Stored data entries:
◇ ◇ ◇ ◇ ◇
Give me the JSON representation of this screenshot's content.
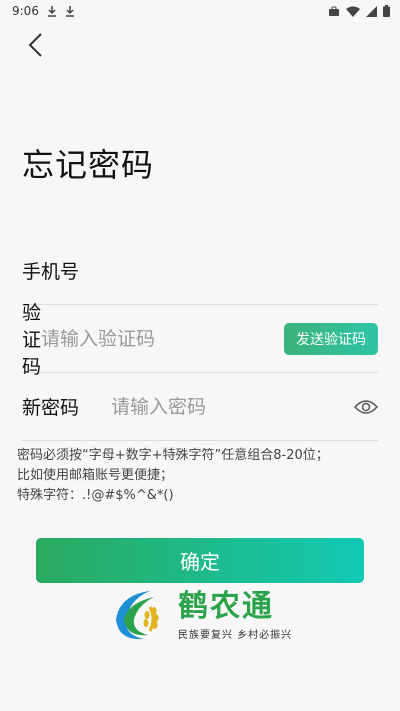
{
  "status_bar": {
    "time": "9:06"
  },
  "page": {
    "title": "忘记密码"
  },
  "form": {
    "phone": {
      "label": "手机号",
      "value": "",
      "placeholder": ""
    },
    "code": {
      "label": "验证码",
      "placeholder": "请输入验证码",
      "send_button": "发送验证码"
    },
    "password": {
      "label": "新密码",
      "placeholder": "请输入密码"
    }
  },
  "hint": {
    "line1": "密码必须按“字母+数字+特殊字符”任意组合8-20位；",
    "line2": "比如使用邮箱账号更便捷；",
    "line3": "特殊字符：.!@#$%^&*()"
  },
  "confirm_button": "确定",
  "brand": {
    "name": "鹤农通",
    "slogan": "民族要复兴 乡村必振兴",
    "color": "#2ba34a"
  },
  "theme": {
    "accent_start": "#2aaa5e",
    "accent_end": "#12c9b5"
  }
}
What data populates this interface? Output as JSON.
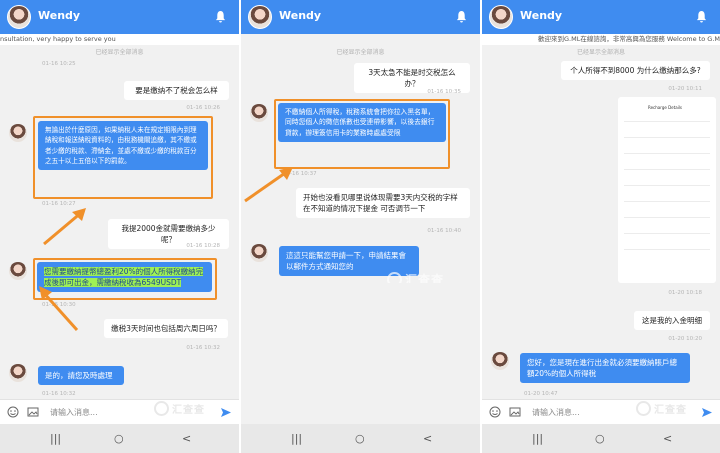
{
  "app": {
    "contact_name": "Wendy"
  },
  "panels": [
    {
      "ticker": "nsultation, very happy to serve you",
      "notice": "已经显示全部消息",
      "messages": [
        {
          "time": "01-16 10:25"
        },
        {
          "text": "要是缴纳不了税会怎么样",
          "time": "01-16 10:26"
        },
        {
          "text": "無論出於什麼原因，如果納稅人未在規定期限內到理納稅和報送納稅資料的，由稅務機關追繳，其不繳或者少繳的稅款、滯納金，並處不繳或少繳的稅款百分之五十以上五倍以下的罰款。",
          "time": "01-16 10:27"
        },
        {
          "text": "我提2000金就需要缴纳多少呢？",
          "time": "01-16 10:28"
        },
        {
          "text": "您需要繳納提幣總盈利20%的個人所得稅繳納完成後即可出金，需繳納稅收為6549USDT",
          "time": "01-16 10:30"
        },
        {
          "text": "缴税3天时间也包括周六周日吗？",
          "time": "01-16 10:32"
        },
        {
          "text": "是的，請您及時處理",
          "time": "01-16 10:32"
        }
      ],
      "input_placeholder": "请输入消息..."
    },
    {
      "notice": "已经显示全部消息",
      "messages": [
        {
          "text": "3天太急不能是时交税怎么办？"
        },
        {
          "time": "01-16 10:35"
        },
        {
          "text": "不繳納個人所得稅，稅務系統會把你拉入黑名單，同時您個人的徵信係數也受連帶影響，以後去銀行貸款，辦理簽信用卡的業務時處處受限",
          "time": "01-16 10:37"
        },
        {
          "text": "开始也没看见哪里说体现需要3天内交税的字样在不知道的情况下提金 可否调节一下",
          "time": "01-16 10:40"
        },
        {
          "text": "這這只能幫您申請一下，申請結果會以郵件方式通知您的"
        }
      ],
      "watermark": "汇查查"
    },
    {
      "ticker": "歡迎來到G.ML在線諮詢，非常高興為您服務 Welcome to G.ML",
      "notice": "已经显示全部消息",
      "messages": [
        {
          "text": "个人所得不到8000 为什么缴纳那么多?",
          "time": "01-20 10:11"
        },
        {
          "time": "01-20 10:18"
        },
        {
          "text": "这是我的入金明细",
          "time": "01-20 10:20"
        },
        {
          "text": "您好，您是現在進行出金就必須要繳納賬戶總額20%的個人所得稅",
          "time": "01-20 10:47"
        }
      ],
      "image_card": {
        "title": "Recharge Details"
      },
      "input_placeholder": "请输入消息..."
    }
  ],
  "nav": {
    "recent": "|||",
    "home": "○",
    "back": "<"
  },
  "colors": {
    "header_blue": "#3f8cf0",
    "highlight_orange": "#f0902a",
    "highlight_green": "#9ef056"
  }
}
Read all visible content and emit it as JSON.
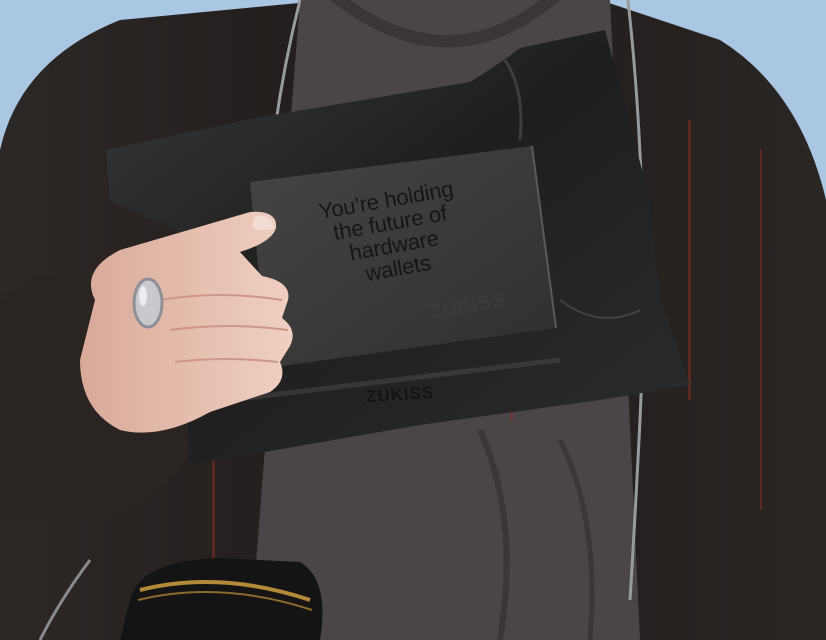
{
  "photo": {
    "box_message": "You’re holding\nthe future of\nhardware\nwallets",
    "brand_logo": "ZUKISS",
    "colors": {
      "sky": "#a9c6e2",
      "jacket": "#262220",
      "tshirt": "#4a4647",
      "bag": "#232323",
      "box": "#383838",
      "skin": "#e9c4b3",
      "ring": "#c7c9cc",
      "red_streak": "#8a2f22"
    }
  }
}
◇ ◇ ◇ ◇ ◇
DIRECTION:
Extract every line of the data exactly; pictures stay out.

SOLUTION TO THIS EXERCISE:
Give me the JSON representation of this screenshot's content.
{
  "status_bar": {
    "time": "9:06"
  },
  "page": {
    "title": "忘记密码"
  },
  "form": {
    "phone": {
      "label": "手机号",
      "value": "",
      "placeholder": ""
    },
    "code": {
      "label": "验证码",
      "placeholder": "请输入验证码",
      "send_button": "发送验证码"
    },
    "password": {
      "label": "新密码",
      "placeholder": "请输入密码"
    }
  },
  "hint": {
    "line1": "密码必须按“字母+数字+特殊字符”任意组合8-20位；",
    "line2": "比如使用邮箱账号更便捷；",
    "line3": "特殊字符：.!@#$%^&*()"
  },
  "confirm_button": "确定",
  "brand": {
    "name": "鹤农通",
    "slogan": "民族要复兴 乡村必振兴",
    "color": "#2ba34a"
  },
  "theme": {
    "accent_start": "#2aaa5e",
    "accent_end": "#12c9b5"
  }
}
What data populates this interface? Output as JSON.
{
  "app": {
    "contact_name": "Wendy"
  },
  "panels": [
    {
      "ticker": "nsultation, very happy to serve you",
      "notice": "已经显示全部消息",
      "messages": [
        {
          "time": "01-16 10:25"
        },
        {
          "text": "要是缴纳不了税会怎么样",
          "time": "01-16 10:26"
        },
        {
          "text": "無論出於什麼原因，如果納稅人未在規定期限內到理納稅和報送納稅資料的，由稅務機關追繳，其不繳或者少繳的稅款、滯納金，並處不繳或少繳的稅款百分之五十以上五倍以下的罰款。",
          "time": "01-16 10:27"
        },
        {
          "text": "我提2000金就需要缴纳多少呢？",
          "time": "01-16 10:28"
        },
        {
          "text": "您需要繳納提幣總盈利20%的個人所得稅繳納完成後即可出金，需繳納稅收為6549USDT",
          "time": "01-16 10:30"
        },
        {
          "text": "缴税3天时间也包括周六周日吗？",
          "time": "01-16 10:32"
        },
        {
          "text": "是的，請您及時處理",
          "time": "01-16 10:32"
        }
      ],
      "input_placeholder": "请输入消息..."
    },
    {
      "notice": "已经显示全部消息",
      "messages": [
        {
          "text": "3天太急不能是时交税怎么办？"
        },
        {
          "time": "01-16 10:35"
        },
        {
          "text": "不繳納個人所得稅，稅務系統會把你拉入黑名單，同時您個人的徵信係數也受連帶影響，以後去銀行貸款，辦理簽信用卡的業務時處處受限",
          "time": "01-16 10:37"
        },
        {
          "text": "开始也没看见哪里说体现需要3天内交税的字样在不知道的情况下提金 可否调节一下",
          "time": "01-16 10:40"
        },
        {
          "text": "這這只能幫您申請一下，申請結果會以郵件方式通知您的"
        }
      ],
      "watermark": "汇查查"
    },
    {
      "ticker": "歡迎來到G.ML在線諮詢，非常高興為您服務 Welcome to G.ML",
      "notice": "已经显示全部消息",
      "messages": [
        {
          "text": "个人所得不到8000 为什么缴纳那么多?",
          "time": "01-20 10:11"
        },
        {
          "time": "01-20 10:18"
        },
        {
          "text": "这是我的入金明细",
          "time": "01-20 10:20"
        },
        {
          "text": "您好，您是現在進行出金就必須要繳納賬戶總額20%的個人所得稅",
          "time": "01-20 10:47"
        }
      ],
      "image_card": {
        "title": "Recharge Details"
      },
      "input_placeholder": "请输入消息..."
    }
  ],
  "nav": {
    "recent": "|||",
    "home": "○",
    "back": "<"
  },
  "colors": {
    "header_blue": "#3f8cf0",
    "highlight_orange": "#f0902a",
    "highlight_green": "#9ef056"
  }
}
Read all visible content and emit it as JSON.
{
  "photo": {
    "box_message": "You’re holding\nthe future of\nhardware\nwallets",
    "brand_logo": "ZUKISS",
    "colors": {
      "sky": "#a9c6e2",
      "jacket": "#262220",
      "tshirt": "#4a4647",
      "bag": "#232323",
      "box": "#383838",
      "skin": "#e9c4b3",
      "ring": "#c7c9cc",
      "red_streak": "#8a2f22"
    }
  }
}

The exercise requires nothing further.